DOCUMENT SECTION
+-------+

The Dragon Tattoo Stories film series, consists of US-American films based on the Millennium novels which were written by Stieg Larsson and David Lagercrantz. The plot centers around Lisbeth Salander, an asocial computer hacker and Mikael Blomkvist, an investigative journalist and publisher of a magazine called Millennium as they investigate criminal injustices.

The Girl with the Dragon Tattoo, an adaption of the first novel in the series, was released in 2011. It was written by Steven Zaillian, directed by David Fincher with Daniel Craig as Mikael Blomkvist and Rooney Mara as Lisbeth Salander. Along with Dragon Tattoo, Fincher and Zaillian signed a two-picture deal to adapt The Girl Who Played with Fire, and The Girl Who Kicked the Hornets' Nest. The Girl in the Spider's Web, an adaption of the first novel in the second trilogy was released in 2018. The film is a quasi-reboot featuring a different cast, but still framed as a sequel to Fincher's film. It is directed by Fede Álvarez, and stars Claire Foy as Salander and Sverrir Gudnason as Blomkvist.

Films

The Girl with the Dragon Tattoo (2011)

A disgraced journalist, Mikael Blomkvist (Daniel Craig) investigates the disappearance of a wealthy patriarch's niece who has been missing for forty years. He is aided by the young computer hacker named Lisbeth Salander (Rooney Mara). As they work together in the investigation, Blomkvist and Salander uncover immense corruption beyond anything anyone could have anticipated.

The Girl in the Spider's Web (2018)

Lisbeth Salander (Claire Foy) and Mikael Blomkvist (Sverrir Gudnason) once again teamup, this time to become involved in a conspiracy of spies, cybercriminals, and corrupt government officials, and discover the deception runs closer than they understand, with familiar ties to the pair.

Development

The Girl with the Dragon Tattoo
The success of Stieg Larsson's novel created Hollywood interest in adapting the book, as became apparent in 2009, when Lynton and Pascal pursued the idea of developing an "American" version unrelated to the Swedish film adaptation released that year. By December, two major developments occurred for the project: Steven Zaillian became the screenwriter, while producer Scott Rudin finalized a partnership allocating full copyrights to Sony. Zaillian, who was unfamiliar with the novel, got a copy from Rudin. The screenwriter recalled, "They sent it to me and said, 'We want to do this.  We will think of it as one thing for now. It's possible that it can be two and three, but let's concentrate on this one.'"

+-------+

DATA ENTRIES

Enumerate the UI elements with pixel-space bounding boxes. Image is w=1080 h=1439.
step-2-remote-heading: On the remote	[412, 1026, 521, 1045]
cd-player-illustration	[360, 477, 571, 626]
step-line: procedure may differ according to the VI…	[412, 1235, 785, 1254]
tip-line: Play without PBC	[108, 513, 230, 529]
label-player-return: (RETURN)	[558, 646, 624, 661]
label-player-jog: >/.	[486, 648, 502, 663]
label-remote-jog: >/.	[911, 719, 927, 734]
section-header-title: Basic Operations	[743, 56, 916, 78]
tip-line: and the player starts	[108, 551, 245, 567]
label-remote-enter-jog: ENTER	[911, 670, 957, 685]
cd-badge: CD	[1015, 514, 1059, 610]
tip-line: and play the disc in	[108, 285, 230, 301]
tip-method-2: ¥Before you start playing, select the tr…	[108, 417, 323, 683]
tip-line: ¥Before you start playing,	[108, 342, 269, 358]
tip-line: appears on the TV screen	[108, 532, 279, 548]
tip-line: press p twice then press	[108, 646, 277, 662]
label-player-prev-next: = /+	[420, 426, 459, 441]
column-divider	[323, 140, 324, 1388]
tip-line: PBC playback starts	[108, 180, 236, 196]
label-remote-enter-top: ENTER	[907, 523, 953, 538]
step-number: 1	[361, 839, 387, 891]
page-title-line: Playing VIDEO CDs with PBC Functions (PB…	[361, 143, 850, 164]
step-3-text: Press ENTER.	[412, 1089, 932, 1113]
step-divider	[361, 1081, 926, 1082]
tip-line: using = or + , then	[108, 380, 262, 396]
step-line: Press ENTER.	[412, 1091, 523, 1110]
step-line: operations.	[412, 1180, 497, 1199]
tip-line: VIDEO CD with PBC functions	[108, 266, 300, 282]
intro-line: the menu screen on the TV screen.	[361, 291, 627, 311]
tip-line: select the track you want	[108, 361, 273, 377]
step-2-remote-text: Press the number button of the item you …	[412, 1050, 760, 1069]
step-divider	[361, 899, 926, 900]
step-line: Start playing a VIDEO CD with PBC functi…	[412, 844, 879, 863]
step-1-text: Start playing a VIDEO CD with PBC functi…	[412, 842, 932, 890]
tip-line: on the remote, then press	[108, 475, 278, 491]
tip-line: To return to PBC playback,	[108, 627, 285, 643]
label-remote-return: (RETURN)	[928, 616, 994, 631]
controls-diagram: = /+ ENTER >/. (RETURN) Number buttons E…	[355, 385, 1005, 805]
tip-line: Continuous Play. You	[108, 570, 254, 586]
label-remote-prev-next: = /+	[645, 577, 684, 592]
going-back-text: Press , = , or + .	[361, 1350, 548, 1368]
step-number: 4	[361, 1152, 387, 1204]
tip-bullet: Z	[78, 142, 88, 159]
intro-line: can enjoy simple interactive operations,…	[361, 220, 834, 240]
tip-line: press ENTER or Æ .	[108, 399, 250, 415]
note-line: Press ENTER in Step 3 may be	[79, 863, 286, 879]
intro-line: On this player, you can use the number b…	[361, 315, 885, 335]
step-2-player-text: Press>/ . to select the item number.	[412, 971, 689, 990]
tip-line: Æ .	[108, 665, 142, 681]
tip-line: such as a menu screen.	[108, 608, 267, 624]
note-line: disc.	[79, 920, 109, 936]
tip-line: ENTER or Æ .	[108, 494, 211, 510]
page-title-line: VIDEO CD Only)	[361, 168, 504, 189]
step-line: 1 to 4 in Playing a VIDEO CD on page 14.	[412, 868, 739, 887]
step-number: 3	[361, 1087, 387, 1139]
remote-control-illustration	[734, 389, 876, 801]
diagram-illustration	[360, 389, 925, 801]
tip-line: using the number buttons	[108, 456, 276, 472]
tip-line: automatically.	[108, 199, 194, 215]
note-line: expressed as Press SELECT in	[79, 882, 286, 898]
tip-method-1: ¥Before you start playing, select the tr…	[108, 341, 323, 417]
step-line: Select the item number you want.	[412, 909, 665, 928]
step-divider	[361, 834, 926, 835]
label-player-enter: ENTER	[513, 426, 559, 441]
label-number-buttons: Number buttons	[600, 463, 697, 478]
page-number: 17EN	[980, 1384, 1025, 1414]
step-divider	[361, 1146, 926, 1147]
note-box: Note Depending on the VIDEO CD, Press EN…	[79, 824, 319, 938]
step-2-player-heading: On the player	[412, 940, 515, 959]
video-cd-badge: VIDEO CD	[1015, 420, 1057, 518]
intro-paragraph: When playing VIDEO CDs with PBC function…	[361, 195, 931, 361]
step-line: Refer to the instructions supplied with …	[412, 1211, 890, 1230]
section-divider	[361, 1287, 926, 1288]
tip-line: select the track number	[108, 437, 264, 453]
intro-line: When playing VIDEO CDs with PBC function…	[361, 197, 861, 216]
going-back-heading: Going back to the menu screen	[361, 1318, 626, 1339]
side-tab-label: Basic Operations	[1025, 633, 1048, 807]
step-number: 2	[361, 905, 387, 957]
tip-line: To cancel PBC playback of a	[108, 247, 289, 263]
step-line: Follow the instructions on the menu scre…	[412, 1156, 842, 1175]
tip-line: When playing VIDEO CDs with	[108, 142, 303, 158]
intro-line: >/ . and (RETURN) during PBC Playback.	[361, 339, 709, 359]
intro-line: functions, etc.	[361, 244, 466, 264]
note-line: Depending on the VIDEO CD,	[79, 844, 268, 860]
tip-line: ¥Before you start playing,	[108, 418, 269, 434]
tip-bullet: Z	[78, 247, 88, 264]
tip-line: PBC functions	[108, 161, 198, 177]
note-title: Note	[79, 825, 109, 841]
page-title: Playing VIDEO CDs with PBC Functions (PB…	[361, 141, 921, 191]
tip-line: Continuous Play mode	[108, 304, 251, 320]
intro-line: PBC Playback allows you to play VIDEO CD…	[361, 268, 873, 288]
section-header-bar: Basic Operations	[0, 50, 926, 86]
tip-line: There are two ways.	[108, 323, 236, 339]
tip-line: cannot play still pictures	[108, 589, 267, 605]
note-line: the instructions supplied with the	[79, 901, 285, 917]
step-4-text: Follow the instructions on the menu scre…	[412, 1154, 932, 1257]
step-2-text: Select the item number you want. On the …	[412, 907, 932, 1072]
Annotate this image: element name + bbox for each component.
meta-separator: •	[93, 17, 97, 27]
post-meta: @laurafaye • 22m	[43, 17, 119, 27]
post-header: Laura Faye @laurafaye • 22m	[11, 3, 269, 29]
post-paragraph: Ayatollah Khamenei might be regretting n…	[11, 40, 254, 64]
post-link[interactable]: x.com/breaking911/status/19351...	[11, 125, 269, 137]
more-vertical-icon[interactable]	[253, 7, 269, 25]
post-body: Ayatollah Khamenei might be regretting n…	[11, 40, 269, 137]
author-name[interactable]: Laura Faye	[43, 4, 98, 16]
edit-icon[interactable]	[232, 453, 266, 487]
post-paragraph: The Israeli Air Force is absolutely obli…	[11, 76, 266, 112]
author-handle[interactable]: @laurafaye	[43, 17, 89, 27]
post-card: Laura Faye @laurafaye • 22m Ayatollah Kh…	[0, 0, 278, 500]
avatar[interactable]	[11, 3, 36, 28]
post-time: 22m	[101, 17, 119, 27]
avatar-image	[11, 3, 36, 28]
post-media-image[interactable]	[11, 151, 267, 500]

+-------+

GOAL 1
According to the film series overview, who directed The Girl in the Spider's Web?
GOAL 2
Print the stretch of the film series overview from "The Girl with the Dragon Tattoo (2011)" through "Spider's Web (2018)".
The records can be set aside; nothing here depends on them.

FINISHED ANSWER 1
Fede Álvarez

FINISHED ANSWER 2
The Girl with the Dragon Tattoo (2011)

A disgraced journalist, Mikael Blomkvist (Daniel Craig) investigates the disappearance of a wealthy patriarch's niece who has been missing for forty years. He is aided by the young computer hacker named Lisbeth Salander (Rooney Mara). As they work together in the investigation, Blomkvist and Salander uncover immense corruption beyond anything anyone could have anticipated.

The Girl in the Spider's Web (2018)